Transcribe the records below exactly.

'''

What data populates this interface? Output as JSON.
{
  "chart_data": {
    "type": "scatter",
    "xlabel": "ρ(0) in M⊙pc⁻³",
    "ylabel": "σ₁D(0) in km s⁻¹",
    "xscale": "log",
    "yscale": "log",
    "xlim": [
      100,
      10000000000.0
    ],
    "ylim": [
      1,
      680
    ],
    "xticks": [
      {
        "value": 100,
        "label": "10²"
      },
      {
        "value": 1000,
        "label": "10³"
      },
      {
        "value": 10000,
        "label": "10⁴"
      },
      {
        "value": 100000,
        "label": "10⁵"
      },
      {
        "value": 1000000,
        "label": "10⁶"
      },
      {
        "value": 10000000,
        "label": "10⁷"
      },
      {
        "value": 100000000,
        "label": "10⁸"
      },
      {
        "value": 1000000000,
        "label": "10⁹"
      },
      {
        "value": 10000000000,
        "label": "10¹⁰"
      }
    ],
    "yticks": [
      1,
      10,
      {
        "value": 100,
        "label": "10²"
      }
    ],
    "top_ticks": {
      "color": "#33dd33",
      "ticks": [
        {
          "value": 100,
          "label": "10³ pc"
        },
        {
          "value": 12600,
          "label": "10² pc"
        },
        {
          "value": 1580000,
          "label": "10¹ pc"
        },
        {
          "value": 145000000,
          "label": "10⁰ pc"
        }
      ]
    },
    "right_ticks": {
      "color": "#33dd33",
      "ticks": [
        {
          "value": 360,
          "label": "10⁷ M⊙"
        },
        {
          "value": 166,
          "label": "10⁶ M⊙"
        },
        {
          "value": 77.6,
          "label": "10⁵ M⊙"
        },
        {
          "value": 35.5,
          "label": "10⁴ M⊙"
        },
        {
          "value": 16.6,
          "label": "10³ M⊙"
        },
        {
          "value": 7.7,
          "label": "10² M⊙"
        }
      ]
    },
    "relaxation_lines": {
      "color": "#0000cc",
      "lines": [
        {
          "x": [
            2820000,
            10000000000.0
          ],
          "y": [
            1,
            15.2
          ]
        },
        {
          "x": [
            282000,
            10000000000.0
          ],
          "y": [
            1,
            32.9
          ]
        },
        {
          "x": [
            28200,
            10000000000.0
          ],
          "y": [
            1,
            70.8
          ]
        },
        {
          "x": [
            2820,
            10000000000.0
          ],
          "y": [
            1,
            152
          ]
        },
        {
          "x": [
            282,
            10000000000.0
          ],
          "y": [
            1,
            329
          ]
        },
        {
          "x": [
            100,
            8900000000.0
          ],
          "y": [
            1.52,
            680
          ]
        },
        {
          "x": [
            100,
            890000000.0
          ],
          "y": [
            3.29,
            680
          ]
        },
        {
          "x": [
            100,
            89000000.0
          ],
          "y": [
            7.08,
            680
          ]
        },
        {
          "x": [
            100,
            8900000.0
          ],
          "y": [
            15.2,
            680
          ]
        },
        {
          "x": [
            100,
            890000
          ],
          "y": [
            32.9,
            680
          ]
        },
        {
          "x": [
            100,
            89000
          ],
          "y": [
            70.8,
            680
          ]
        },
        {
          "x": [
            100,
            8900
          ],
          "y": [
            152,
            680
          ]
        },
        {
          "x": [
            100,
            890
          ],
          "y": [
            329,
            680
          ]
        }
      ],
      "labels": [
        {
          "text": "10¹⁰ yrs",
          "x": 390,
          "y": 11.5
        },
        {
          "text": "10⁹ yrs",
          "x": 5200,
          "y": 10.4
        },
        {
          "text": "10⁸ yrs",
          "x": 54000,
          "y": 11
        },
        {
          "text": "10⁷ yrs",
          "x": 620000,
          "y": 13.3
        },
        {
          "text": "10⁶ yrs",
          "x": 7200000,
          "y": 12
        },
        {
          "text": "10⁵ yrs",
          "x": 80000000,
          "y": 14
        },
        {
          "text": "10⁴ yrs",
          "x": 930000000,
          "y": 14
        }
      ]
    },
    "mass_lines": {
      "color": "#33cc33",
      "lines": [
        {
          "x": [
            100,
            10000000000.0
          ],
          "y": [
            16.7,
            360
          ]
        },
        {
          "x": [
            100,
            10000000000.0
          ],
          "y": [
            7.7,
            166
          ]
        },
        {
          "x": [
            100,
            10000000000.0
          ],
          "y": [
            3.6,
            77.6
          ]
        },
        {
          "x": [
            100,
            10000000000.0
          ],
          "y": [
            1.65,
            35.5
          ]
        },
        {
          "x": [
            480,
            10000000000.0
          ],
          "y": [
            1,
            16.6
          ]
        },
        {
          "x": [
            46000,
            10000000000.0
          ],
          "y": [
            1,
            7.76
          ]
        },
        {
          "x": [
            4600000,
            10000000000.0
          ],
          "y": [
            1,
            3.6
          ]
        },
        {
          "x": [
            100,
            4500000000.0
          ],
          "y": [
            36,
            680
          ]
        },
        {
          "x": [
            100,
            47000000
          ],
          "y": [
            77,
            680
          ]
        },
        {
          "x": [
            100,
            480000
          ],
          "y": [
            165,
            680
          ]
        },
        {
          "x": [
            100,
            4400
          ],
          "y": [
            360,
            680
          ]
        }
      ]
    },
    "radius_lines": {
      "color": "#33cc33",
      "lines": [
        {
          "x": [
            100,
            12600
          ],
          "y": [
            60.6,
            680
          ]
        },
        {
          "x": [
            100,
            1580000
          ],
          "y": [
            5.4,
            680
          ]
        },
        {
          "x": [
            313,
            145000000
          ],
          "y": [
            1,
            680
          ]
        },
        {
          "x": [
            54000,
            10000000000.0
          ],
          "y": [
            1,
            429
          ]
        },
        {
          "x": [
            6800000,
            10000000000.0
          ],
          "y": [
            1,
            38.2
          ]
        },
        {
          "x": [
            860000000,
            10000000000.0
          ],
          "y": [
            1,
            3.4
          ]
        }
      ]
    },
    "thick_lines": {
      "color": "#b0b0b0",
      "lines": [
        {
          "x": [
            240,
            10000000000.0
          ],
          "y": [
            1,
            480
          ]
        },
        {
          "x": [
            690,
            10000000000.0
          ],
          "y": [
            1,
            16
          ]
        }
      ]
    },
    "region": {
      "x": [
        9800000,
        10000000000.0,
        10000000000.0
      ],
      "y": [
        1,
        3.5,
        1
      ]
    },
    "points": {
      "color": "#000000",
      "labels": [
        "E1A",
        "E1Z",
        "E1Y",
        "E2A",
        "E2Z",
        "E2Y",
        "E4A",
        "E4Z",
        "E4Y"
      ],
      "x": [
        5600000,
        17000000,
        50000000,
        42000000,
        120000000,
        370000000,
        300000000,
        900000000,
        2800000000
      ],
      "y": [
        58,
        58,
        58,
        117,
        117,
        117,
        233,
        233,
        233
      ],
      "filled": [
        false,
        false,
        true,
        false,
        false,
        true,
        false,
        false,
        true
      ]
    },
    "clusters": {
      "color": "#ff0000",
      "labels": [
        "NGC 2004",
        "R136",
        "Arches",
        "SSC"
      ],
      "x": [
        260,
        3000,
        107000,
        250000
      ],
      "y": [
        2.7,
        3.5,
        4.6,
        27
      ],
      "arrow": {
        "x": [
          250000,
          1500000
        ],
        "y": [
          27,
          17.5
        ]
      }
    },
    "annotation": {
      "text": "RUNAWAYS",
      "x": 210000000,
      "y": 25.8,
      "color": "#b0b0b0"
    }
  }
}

'''

*The output:*
What data populates this interface? Output as JSON.
{
  "chart_data": {
    "type": "scatter",
    "xlabel": "ρ(0) in M⊙pc⁻³",
    "ylabel": "σ₁D(0) in km s⁻¹",
    "xscale": "log",
    "yscale": "log",
    "xlim": [
      100,
      10000000000.0
    ],
    "ylim": [
      1,
      680
    ],
    "xticks": [
      {
        "value": 100,
        "label": "10²"
      },
      {
        "value": 1000,
        "label": "10³"
      },
      {
        "value": 10000,
        "label": "10⁴"
      },
      {
        "value": 100000,
        "label": "10⁵"
      },
      {
        "value": 1000000,
        "label": "10⁶"
      },
      {
        "value": 10000000,
        "label": "10⁷"
      },
      {
        "value": 100000000,
        "label": "10⁸"
      },
      {
        "value": 1000000000,
        "label": "10⁹"
      },
      {
        "value": 10000000000,
        "label": "10¹⁰"
      }
    ],
    "yticks": [
      1,
      10,
      {
        "value": 100,
        "label": "10²"
      }
    ],
    "top_ticks": {
      "color": "#33dd33",
      "ticks": [
        {
          "value": 100,
          "label": "10³ pc"
        },
        {
          "value": 12600,
          "label": "10² pc"
        },
        {
          "value": 1580000,
          "label": "10¹ pc"
        },
        {
          "value": 145000000,
          "label": "10⁰ pc"
        }
      ]
    },
    "right_ticks": {
      "color": "#33dd33",
      "ticks": [
        {
          "value": 360,
          "label": "10⁷ M⊙"
        },
        {
          "value": 166,
          "label": "10⁶ M⊙"
        },
        {
          "value": 77.6,
          "label": "10⁵ M⊙"
        },
        {
          "value": 35.5,
          "label": "10⁴ M⊙"
        },
        {
          "value": 16.6,
          "label": "10³ M⊙"
        },
        {
          "value": 7.7,
          "label": "10² M⊙"
        }
      ]
    },
    "relaxation_lines": {
      "color": "#0000cc",
      "lines": [
        {
          "x": [
            2820000,
            10000000000.0
          ],
          "y": [
            1,
            15.2
          ]
        },
        {
          "x": [
            282000,
            10000000000.0
          ],
          "y": [
            1,
            32.9
          ]
        },
        {
          "x": [
            28200,
            10000000000.0
          ],
          "y": [
            1,
            70.8
          ]
        },
        {
          "x": [
            2820,
            10000000000.0
          ],
          "y": [
            1,
            152
          ]
        },
        {
          "x": [
            282,
            10000000000.0
          ],
          "y": [
            1,
            329
          ]
        },
        {
          "x": [
            100,
            8900000000.0
          ],
          "y": [
            1.52,
            680
          ]
        },
        {
          "x": [
            100,
            890000000.0
          ],
          "y": [
            3.29,
            680
          ]
        },
        {
          "x": [
            100,
            89000000.0
          ],
          "y": [
            7.08,
            680
          ]
        },
        {
          "x": [
            100,
            8900000.0
          ],
          "y": [
            15.2,
            680
          ]
        },
        {
          "x": [
            100,
            890000
          ],
          "y": [
            32.9,
            680
          ]
        },
        {
          "x": [
            100,
            89000
          ],
          "y": [
            70.8,
            680
          ]
        },
        {
          "x": [
            100,
            8900
          ],
          "y": [
            152,
            680
          ]
        },
        {
          "x": [
            100,
            890
          ],
          "y": [
            329,
            680
          ]
        }
      ],
      "labels": [
        {
          "text": "10¹⁰ yrs",
          "x": 390,
          "y": 11.5
        },
        {
          "text": "10⁹ yrs",
          "x": 5200,
          "y": 10.4
        },
        {
          "text": "10⁸ yrs",
          "x": 54000,
          "y": 11
        },
        {
          "text": "10⁷ yrs",
          "x": 620000,
          "y": 13.3
        },
        {
          "text": "10⁶ yrs",
          "x": 7200000,
          "y": 12
        },
        {
          "text": "10⁵ yrs",
          "x": 80000000,
          "y": 14
        },
        {
          "text": "10⁴ yrs",
          "x": 930000000,
          "y": 14
        }
      ]
    },
    "mass_lines": {
      "color": "#33cc33",
      "lines": [
        {
          "x": [
            100,
            10000000000.0
          ],
          "y": [
            16.7,
            360
          ]
        },
        {
          "x": [
            100,
            10000000000.0
          ],
          "y": [
            7.7,
            166
          ]
        },
        {
          "x": [
            100,
            10000000000.0
          ],
          "y": [
            3.6,
            77.6
          ]
        },
        {
          "x": [
            100,
            10000000000.0
          ],
          "y": [
            1.65,
            35.5
          ]
        },
        {
          "x": [
            480,
            10000000000.0
          ],
          "y": [
            1,
            16.6
          ]
        },
        {
          "x": [
            46000,
            10000000000.0
          ],
          "y": [
            1,
            7.76
          ]
        },
        {
          "x": [
            4600000,
            10000000000.0
          ],
          "y": [
            1,
            3.6
          ]
        },
        {
          "x": [
            100,
            4500000000.0
          ],
          "y": [
            36,
            680
          ]
        },
        {
          "x": [
            100,
            47000000
          ],
          "y": [
            77,
            680
          ]
        },
        {
          "x": [
            100,
            480000
          ],
          "y": [
            165,
            680
          ]
        },
        {
          "x": [
            100,
            4400
          ],
          "y": [
            360,
            680
          ]
        }
      ]
    },
    "radius_lines": {
      "color": "#33cc33",
      "lines": [
        {
          "x": [
            100,
            12600
          ],
          "y": [
            60.6,
            680
          ]
        },
        {
          "x": [
            100,
            1580000
          ],
          "y": [
            5.4,
            680
          ]
        },
        {
          "x": [
            313,
            145000000
          ],
          "y": [
            1,
            680
          ]
        },
        {
          "x": [
            54000,
            10000000000.0
          ],
          "y": [
            1,
            429
          ]
        },
        {
          "x": [
            6800000,
            10000000000.0
          ],
          "y": [
            1,
            38.2
          ]
        },
        {
          "x": [
            860000000,
            10000000000.0
          ],
          "y": [
            1,
            3.4
          ]
        }
      ]
    },
    "thick_lines": {
      "color": "#b0b0b0",
      "lines": [
        {
          "x": [
            240,
            10000000000.0
          ],
          "y": [
            1,
            480
          ]
        },
        {
          "x": [
            690,
            10000000000.0
          ],
          "y": [
            1,
            16
          ]
        }
      ]
    },
    "region": {
      "x": [
        9800000,
        10000000000.0,
        10000000000.0
      ],
      "y": [
        1,
        3.5,
        1
      ]
    },
    "points": {
      "color": "#000000",
      "labels": [
        "E1A",
        "E1Z",
        "E1Y",
        "E2A",
        "E2Z",
        "E2Y",
        "E4A",
        "E4Z",
        "E4Y"
      ],
      "x": [
        5600000,
        17000000,
        50000000,
        42000000,
        120000000,
        370000000,
        300000000,
        900000000,
        2800000000
      ],
      "y": [
        58,
        58,
        58,
        117,
        117,
        117,
        233,
        233,
        233
      ],
      "filled": [
        false,
        false,
        true,
        false,
        false,
        true,
        false,
        false,
        true
      ]
    },
    "clusters": {
      "color": "#ff0000",
      "labels": [
        "NGC 2004",
        "R136",
        "Arches",
        "SSC"
      ],
      "x": [
        260,
        3000,
        107000,
        250000
      ],
      "y": [
        2.7,
        3.5,
        4.6,
        27
      ],
      "arrow": {
        "x": [
          250000,
          1500000
        ],
        "y": [
          27,
          17.5
        ]
      }
    },
    "annotation": {
      "text": "RUNAWAYS",
      "x": 210000000,
      "y": 25.8,
      "color": "#b0b0b0"
    }
  }
}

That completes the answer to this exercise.